Segment Open

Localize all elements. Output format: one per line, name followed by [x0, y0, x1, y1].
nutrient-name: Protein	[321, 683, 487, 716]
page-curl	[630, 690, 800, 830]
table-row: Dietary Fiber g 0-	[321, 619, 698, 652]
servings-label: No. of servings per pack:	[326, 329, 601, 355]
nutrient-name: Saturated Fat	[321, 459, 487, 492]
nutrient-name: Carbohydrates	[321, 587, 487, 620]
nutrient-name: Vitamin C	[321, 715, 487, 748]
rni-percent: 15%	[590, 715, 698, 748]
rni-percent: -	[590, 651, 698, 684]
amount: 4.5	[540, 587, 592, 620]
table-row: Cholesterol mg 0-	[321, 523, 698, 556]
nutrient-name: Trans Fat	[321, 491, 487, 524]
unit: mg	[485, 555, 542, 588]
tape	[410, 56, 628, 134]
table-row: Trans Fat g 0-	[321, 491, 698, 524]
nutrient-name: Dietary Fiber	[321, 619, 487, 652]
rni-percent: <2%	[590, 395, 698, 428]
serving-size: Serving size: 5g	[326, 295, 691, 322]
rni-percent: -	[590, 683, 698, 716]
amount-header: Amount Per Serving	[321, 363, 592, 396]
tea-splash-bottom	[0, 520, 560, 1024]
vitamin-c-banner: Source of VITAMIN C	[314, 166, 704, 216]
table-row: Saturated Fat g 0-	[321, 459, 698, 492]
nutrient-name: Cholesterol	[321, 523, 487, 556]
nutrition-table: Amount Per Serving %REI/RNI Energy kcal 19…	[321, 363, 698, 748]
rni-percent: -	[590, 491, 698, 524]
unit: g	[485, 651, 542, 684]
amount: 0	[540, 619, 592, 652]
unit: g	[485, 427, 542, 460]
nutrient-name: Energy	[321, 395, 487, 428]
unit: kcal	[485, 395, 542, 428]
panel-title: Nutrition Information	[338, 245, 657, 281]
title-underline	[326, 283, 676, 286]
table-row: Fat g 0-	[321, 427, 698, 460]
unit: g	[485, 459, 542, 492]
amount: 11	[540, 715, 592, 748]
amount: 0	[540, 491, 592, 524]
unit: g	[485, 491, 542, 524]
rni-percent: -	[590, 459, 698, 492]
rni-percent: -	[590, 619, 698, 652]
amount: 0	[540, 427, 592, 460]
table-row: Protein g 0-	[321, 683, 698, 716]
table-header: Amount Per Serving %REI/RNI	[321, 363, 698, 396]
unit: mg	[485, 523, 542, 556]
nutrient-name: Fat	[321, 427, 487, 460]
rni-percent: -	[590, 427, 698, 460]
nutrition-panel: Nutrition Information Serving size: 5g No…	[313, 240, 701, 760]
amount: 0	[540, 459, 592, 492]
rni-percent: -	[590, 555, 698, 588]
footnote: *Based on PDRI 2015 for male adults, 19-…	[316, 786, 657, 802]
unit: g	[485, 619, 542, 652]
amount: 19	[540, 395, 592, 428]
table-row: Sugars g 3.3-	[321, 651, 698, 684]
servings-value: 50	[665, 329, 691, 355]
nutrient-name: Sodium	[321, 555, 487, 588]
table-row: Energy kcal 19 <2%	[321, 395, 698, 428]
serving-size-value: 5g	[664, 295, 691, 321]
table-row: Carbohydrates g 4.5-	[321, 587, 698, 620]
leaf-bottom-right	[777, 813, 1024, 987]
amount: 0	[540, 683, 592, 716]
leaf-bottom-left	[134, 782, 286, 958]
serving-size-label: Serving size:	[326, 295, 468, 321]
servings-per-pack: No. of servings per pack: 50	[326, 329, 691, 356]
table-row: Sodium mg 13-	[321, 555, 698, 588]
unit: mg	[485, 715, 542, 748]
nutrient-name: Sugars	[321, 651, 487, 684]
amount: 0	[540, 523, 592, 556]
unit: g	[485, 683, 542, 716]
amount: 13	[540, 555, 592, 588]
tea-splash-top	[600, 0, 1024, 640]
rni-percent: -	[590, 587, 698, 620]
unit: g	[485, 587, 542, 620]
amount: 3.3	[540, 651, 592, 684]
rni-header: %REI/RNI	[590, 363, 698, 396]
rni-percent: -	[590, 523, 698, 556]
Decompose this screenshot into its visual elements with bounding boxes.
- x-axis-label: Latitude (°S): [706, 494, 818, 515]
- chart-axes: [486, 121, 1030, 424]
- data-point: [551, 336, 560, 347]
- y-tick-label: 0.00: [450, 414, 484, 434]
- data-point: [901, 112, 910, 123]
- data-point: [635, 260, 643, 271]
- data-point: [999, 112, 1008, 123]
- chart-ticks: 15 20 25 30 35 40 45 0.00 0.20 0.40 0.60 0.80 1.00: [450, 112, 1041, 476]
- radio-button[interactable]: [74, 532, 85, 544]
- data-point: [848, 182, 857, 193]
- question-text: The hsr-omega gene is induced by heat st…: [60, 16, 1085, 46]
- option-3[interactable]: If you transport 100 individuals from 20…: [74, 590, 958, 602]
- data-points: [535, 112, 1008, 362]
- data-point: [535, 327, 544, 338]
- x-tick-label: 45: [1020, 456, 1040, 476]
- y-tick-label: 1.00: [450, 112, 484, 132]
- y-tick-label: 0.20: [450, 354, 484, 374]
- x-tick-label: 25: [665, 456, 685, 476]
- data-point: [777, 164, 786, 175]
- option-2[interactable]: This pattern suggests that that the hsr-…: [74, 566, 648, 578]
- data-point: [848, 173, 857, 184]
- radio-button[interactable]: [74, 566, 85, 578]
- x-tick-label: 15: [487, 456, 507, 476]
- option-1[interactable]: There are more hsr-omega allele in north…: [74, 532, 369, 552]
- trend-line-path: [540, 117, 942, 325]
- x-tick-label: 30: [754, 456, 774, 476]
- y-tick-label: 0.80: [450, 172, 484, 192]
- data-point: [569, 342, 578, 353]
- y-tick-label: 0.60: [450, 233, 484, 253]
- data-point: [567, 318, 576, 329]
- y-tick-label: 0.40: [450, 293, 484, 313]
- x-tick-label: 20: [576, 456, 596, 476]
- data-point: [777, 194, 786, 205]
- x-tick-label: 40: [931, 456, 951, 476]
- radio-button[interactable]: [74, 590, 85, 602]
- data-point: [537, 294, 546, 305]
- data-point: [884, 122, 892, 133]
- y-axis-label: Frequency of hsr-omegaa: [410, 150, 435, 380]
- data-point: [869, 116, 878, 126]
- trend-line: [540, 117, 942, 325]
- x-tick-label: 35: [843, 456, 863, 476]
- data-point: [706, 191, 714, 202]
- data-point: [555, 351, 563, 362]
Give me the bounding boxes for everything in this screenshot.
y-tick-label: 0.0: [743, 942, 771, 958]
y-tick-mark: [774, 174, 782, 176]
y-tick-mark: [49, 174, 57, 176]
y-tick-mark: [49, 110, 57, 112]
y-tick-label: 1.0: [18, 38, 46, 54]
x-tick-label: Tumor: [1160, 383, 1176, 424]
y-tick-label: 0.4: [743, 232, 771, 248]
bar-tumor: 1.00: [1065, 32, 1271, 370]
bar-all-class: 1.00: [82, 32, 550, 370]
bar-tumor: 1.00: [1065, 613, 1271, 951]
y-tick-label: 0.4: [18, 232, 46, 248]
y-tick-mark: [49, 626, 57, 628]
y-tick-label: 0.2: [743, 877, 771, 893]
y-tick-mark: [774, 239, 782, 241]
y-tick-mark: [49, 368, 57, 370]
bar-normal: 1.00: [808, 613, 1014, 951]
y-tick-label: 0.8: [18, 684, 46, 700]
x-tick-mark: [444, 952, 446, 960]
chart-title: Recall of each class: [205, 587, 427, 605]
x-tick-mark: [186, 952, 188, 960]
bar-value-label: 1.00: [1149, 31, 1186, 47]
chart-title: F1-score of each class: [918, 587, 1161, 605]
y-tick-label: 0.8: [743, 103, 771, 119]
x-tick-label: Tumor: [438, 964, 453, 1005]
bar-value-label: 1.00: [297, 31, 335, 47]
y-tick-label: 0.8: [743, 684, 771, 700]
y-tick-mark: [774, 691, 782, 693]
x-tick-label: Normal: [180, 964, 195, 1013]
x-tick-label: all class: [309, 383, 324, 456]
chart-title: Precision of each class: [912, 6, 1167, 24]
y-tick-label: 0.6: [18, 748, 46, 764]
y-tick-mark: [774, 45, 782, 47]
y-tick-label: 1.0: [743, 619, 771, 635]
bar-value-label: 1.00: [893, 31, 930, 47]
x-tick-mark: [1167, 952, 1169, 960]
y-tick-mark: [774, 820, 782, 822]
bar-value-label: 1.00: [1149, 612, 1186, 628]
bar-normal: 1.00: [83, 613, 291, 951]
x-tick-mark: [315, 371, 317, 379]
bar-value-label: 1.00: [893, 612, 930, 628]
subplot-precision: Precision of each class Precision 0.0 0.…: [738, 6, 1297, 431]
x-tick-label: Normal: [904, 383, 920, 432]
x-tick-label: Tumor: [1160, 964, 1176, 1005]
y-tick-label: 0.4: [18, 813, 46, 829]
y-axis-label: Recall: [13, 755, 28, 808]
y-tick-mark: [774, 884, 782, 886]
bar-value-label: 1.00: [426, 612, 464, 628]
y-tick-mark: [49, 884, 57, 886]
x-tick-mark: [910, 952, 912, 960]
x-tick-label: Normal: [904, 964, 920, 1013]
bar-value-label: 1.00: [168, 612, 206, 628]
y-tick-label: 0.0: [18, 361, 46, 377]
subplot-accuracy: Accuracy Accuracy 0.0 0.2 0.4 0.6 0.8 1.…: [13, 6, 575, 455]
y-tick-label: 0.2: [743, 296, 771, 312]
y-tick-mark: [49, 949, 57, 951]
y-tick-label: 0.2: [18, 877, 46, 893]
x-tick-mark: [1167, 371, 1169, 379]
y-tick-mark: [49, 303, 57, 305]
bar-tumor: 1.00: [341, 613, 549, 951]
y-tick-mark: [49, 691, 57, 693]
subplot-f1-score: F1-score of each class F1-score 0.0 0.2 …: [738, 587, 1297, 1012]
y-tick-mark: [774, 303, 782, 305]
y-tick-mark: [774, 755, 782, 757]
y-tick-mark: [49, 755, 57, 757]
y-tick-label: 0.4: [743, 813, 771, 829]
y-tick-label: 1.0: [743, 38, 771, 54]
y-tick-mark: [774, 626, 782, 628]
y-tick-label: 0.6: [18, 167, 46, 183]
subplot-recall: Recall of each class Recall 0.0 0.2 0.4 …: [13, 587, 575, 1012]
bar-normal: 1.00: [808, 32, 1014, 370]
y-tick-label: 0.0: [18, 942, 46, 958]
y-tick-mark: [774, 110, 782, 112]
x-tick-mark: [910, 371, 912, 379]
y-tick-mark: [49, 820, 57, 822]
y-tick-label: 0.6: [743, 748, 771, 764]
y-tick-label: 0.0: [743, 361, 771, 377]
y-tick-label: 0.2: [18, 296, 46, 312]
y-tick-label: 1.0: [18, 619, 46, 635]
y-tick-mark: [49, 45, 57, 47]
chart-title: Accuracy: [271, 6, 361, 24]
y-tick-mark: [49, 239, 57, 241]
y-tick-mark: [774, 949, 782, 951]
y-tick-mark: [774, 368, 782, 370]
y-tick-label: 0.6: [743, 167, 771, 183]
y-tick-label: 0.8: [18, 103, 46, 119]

Segment Closed

Would you copy out each line of the records above where the word "splash" occurs?

EXERCISE SOLUTION:
tea-splash-bottom	[0, 520, 560, 1024]
tea-splash-top	[600, 0, 1024, 640]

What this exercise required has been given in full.